- **Your objective**:
In the reviews of Infinite Country below, reproduce the passage that begins with the words "incredibly honest in" and ends after "even sometimes repetitive.".

━━ Text section

3.11k reviews for:

Infinite Country

Patricia Engel

4.04 AVERAGE


A heartbreaking look at immigration and deportation. I just wish there had been more - it was too short, if that’s possible.
challenging emotional hopeful reflective fast-paced
Plot or Character Driven: A mix
Strong character development: Yes
Loveable characters: Yes
Diverse cast of characters: No
Flaws of characters a main focus: Yes

Thank you to Simon and Schuster Canada and NetGalley for a copy of this book in exchange for my honest review.

INFINITE COUNTRY is a must-read story of a mixed-status family. I truly admired how Patricia Engel was able to tell the family’s collective history, from the perspectives of each member, also while weaving Columbian folklore into the story to enrich the reader’s experience. This story gets you right in the feels. It also sheds light on the reality that many families face, even today, when it comes to immigration challenges. Either way, this review won’t do the story justice, and if you haven’t already been convinced to pick it up, I hope this is another helpful reminder.
emotional inspiring reflective medium-paced

absolutely incredible writing.
emotional hopeful medium-paced
Plot or Character Driven: Character
Strong character development: Complicated
Loveable characters: Complicated
Diverse cast of characters: No
Flaws of characters a main focus: No
challenging emotional hopeful reflective slow-paced
Plot or Character Driven: Character
Strong character development: Yes
Loveable characters: Yes
Diverse cast of characters: Yes
Flaws of characters a main focus: Yes
emotional reflective sad fast-paced

incredibly honest in its fragmented telling of immigration and displacement. i think the narrative structure delivered its purpose in depicting familial separation, but i also found the intersected povs and timelines to often be more distracting than informing, and even sometimes repetitive.

━━━━
━━ Extracted data

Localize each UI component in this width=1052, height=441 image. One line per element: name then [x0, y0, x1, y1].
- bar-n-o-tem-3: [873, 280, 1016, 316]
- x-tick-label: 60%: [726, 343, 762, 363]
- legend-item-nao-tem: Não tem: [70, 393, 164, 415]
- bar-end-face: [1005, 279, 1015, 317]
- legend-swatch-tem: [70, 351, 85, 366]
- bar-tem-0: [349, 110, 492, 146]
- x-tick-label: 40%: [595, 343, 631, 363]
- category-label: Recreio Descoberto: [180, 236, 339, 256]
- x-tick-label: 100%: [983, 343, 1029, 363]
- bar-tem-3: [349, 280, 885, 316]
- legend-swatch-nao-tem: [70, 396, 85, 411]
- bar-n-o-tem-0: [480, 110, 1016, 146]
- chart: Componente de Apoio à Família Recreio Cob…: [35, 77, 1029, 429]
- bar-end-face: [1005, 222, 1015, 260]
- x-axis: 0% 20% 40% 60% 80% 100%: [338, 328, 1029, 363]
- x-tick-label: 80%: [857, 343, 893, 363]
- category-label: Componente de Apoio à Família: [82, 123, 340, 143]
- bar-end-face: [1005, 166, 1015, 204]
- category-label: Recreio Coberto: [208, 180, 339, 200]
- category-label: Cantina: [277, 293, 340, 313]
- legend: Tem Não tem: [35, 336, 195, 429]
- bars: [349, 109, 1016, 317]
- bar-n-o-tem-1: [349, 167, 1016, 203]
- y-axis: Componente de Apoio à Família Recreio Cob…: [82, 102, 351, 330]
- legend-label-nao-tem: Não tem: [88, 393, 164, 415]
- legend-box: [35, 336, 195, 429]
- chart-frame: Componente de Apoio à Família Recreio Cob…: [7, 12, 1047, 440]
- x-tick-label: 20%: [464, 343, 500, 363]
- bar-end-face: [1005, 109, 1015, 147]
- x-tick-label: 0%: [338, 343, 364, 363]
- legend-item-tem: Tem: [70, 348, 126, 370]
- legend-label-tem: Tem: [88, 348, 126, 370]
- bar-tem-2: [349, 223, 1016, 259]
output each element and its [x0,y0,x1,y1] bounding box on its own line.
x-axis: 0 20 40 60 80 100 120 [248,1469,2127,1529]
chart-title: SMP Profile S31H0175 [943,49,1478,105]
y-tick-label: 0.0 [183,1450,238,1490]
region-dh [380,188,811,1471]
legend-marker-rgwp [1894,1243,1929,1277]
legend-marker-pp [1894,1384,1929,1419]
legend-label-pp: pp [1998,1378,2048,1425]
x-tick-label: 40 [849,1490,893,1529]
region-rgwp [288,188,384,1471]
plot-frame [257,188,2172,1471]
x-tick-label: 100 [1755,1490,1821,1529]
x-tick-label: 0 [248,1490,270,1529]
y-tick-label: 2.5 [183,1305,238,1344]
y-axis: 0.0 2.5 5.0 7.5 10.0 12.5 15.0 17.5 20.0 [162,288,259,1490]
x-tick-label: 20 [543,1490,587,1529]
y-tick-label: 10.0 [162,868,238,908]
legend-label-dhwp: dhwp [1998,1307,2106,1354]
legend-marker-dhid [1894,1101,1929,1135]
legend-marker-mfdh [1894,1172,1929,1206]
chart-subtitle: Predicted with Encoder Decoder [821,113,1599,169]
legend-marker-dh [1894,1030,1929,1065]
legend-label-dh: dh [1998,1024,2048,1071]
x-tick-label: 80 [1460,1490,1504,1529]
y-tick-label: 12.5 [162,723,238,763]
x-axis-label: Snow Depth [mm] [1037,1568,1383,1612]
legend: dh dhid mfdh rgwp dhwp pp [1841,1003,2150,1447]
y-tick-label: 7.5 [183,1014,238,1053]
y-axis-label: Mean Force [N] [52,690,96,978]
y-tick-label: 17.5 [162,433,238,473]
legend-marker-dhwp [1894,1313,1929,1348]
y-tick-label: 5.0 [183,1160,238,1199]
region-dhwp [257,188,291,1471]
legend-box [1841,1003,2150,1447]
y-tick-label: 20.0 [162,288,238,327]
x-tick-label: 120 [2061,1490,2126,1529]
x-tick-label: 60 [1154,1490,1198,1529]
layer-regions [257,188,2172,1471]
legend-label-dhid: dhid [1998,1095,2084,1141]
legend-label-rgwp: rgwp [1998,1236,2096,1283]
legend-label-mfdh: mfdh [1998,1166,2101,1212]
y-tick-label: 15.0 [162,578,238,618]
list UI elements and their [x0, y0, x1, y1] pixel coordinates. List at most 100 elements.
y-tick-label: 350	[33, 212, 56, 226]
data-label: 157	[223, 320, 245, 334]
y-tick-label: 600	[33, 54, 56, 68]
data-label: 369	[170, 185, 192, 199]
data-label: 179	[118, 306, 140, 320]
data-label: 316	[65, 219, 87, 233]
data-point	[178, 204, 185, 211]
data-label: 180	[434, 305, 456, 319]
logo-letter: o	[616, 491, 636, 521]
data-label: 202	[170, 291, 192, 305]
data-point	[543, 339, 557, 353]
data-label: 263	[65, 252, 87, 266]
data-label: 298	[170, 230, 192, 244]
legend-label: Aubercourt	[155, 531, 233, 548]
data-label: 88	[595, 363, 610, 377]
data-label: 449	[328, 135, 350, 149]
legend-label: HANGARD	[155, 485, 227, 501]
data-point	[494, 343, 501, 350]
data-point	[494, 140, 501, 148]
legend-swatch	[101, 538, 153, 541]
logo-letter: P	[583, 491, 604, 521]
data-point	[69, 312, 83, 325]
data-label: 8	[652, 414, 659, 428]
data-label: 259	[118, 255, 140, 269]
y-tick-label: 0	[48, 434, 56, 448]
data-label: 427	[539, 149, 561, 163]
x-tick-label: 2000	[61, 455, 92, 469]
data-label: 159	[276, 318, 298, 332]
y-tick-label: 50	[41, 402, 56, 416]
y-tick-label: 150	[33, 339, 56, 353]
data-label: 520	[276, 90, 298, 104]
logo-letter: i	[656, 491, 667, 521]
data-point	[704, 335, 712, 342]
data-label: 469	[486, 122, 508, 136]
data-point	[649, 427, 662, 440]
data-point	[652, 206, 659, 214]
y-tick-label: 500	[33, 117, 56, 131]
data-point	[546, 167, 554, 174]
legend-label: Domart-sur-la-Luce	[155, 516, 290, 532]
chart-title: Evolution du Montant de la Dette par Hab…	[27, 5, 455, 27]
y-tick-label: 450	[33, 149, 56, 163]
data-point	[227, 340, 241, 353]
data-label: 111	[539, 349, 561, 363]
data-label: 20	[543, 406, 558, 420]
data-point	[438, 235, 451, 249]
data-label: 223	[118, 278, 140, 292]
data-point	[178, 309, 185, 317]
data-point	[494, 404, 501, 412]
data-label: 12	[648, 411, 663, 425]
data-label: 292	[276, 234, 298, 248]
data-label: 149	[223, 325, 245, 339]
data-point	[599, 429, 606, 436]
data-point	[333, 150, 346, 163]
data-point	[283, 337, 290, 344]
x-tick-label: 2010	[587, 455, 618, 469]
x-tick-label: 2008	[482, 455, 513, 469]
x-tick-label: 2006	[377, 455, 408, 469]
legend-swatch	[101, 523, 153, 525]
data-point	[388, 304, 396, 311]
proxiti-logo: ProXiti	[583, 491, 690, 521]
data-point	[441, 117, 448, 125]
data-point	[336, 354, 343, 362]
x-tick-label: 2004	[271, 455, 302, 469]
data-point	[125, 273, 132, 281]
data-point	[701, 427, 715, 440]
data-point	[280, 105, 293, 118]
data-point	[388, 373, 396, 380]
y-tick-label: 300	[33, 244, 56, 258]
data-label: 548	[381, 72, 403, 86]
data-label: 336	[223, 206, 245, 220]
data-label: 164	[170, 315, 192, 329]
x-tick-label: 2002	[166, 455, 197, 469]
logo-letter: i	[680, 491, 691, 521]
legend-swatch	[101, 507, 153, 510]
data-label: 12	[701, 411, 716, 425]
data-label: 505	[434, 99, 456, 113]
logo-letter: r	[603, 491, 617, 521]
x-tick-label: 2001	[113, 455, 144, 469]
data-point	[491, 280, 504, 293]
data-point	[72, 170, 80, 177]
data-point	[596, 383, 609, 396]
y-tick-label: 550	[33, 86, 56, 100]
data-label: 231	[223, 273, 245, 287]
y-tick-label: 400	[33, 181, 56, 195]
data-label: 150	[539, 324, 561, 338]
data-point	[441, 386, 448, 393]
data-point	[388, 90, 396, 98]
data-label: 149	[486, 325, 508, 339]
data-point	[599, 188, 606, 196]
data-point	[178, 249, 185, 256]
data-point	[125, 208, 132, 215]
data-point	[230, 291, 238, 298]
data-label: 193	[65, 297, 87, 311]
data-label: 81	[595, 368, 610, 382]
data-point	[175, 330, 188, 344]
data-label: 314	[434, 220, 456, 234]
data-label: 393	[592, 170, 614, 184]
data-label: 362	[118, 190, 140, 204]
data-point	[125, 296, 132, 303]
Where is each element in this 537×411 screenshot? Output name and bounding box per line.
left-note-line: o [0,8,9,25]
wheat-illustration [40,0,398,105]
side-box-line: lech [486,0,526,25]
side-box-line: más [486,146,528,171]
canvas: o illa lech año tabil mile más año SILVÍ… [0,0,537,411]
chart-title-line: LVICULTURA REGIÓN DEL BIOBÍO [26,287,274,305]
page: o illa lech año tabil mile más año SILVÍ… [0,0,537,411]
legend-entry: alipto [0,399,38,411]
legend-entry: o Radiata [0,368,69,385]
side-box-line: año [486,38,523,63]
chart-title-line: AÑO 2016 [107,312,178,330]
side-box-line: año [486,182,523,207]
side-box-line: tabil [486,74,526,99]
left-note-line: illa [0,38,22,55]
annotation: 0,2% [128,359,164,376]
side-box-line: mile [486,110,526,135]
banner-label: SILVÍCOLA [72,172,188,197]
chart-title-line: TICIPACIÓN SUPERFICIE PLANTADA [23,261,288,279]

━━━━

- **Problem solution**:
incredibly honest in its fragmented telling of immigration and displacement. i think the narrative structure delivered its purpose in depicting familial separation, but i also found the intersected povs and timelines to often be more distracting than informing, and even sometimes repetitive.